## Start Provided data

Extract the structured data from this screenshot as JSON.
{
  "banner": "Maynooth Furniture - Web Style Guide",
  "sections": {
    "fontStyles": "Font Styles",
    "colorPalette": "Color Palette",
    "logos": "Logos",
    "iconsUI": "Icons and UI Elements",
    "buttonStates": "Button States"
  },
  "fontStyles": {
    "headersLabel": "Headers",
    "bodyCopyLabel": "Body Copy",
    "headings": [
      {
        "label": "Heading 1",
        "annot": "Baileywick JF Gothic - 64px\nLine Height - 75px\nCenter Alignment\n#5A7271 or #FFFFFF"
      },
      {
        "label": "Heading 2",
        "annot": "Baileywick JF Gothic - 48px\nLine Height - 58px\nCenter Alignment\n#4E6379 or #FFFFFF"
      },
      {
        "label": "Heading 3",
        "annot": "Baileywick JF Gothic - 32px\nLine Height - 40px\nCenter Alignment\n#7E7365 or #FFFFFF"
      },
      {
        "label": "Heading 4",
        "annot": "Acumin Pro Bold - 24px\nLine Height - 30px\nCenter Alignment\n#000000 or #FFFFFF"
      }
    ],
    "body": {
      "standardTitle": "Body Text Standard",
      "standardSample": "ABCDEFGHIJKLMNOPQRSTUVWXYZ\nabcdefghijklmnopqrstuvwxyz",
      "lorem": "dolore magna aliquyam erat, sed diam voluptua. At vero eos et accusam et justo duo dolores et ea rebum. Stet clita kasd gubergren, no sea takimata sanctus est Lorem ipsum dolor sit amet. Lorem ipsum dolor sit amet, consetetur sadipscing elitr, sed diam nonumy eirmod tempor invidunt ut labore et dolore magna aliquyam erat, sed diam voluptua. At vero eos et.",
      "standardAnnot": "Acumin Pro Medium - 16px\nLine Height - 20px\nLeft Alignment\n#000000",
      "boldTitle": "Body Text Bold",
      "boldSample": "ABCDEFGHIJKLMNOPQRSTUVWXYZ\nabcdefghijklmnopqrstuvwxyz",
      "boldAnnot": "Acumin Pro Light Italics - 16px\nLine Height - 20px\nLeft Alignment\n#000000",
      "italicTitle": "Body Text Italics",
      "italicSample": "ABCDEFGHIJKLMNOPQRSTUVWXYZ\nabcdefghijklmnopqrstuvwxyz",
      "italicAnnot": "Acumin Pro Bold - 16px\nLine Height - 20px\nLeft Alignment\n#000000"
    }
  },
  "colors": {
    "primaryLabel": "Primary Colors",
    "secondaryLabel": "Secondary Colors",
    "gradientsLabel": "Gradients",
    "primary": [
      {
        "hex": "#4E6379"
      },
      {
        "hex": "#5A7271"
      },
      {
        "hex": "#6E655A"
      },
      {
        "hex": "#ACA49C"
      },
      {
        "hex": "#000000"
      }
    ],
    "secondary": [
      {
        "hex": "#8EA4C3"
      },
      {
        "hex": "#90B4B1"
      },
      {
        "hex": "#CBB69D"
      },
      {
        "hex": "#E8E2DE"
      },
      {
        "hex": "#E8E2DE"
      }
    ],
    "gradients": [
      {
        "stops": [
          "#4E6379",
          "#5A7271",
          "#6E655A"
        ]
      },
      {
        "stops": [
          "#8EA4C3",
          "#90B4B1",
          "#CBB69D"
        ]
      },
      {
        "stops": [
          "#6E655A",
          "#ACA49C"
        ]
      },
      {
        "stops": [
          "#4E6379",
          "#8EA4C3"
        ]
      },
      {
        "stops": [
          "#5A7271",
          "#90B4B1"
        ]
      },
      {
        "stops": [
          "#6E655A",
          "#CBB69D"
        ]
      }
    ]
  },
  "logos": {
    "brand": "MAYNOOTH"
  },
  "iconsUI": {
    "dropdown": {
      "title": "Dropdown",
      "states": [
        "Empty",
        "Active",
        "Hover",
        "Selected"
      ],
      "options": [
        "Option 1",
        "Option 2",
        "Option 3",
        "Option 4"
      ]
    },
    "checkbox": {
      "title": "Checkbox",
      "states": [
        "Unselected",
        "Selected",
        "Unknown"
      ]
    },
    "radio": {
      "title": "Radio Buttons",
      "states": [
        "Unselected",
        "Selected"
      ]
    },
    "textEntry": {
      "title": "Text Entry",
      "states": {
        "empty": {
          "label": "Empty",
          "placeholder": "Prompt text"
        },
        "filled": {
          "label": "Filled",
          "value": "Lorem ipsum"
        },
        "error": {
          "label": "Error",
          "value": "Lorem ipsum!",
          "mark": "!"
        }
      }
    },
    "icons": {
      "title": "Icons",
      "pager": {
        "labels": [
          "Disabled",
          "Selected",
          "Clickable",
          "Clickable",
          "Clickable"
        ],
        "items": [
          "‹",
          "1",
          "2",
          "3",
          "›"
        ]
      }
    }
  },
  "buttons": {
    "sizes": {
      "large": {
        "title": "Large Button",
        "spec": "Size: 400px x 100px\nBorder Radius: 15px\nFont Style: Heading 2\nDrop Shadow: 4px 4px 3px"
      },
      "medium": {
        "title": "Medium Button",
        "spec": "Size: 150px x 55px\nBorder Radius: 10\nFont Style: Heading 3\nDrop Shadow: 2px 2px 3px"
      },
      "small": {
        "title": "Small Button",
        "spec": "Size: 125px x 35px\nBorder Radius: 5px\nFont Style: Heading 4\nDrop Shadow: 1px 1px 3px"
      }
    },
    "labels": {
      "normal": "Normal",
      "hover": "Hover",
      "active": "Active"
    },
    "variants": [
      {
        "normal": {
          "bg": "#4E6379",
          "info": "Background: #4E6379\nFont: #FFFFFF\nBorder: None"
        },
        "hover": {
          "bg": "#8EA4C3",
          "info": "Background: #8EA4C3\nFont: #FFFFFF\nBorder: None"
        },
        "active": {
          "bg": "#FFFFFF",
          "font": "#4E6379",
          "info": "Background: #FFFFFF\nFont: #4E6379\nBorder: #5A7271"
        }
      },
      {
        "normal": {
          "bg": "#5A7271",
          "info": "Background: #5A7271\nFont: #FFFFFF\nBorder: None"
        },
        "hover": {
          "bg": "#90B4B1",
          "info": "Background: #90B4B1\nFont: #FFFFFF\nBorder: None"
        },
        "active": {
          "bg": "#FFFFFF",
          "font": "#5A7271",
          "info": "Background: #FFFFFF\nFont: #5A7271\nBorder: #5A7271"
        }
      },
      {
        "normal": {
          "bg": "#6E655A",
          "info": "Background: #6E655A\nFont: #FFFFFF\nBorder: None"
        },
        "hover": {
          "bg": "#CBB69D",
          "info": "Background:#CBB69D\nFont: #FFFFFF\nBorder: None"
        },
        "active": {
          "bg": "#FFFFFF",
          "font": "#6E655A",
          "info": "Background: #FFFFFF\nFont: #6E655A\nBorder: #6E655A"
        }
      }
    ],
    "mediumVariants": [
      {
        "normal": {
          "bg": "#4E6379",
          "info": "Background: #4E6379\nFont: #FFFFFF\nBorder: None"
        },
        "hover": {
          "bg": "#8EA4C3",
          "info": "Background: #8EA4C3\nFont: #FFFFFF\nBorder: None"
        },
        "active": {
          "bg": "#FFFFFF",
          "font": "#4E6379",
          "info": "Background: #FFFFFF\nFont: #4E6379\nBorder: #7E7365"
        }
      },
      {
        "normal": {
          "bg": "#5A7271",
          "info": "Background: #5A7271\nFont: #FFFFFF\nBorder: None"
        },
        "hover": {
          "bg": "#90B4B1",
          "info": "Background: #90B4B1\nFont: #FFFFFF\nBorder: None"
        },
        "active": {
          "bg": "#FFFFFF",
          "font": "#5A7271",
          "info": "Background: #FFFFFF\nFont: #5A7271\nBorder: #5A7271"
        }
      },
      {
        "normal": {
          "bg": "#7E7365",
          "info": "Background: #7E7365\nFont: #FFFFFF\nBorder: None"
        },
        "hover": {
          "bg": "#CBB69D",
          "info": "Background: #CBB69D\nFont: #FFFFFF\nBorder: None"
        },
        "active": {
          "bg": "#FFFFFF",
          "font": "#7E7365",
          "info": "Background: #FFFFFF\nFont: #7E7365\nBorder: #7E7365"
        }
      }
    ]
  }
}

## End Provided data

▶ [Task brief] Copy out each line of the records where the string "spec" appears.

▶ [Full solution]
        "spec": "Size: 400px x 100px\nBorder Radius: 15px\nFont Style: Heading 2\nDrop Shadow: 4px 4px 3px"
        "spec": "Size: 150px x 55px\nBorder Radius: 10\nFont Style: Heading 3\nDrop Shadow: 2px 2px 3px"
        "spec": "Size: 125px x 35px\nBorder Radius: 5px\nFont Style: Heading 4\nDrop Shadow: 1px 1px 3px"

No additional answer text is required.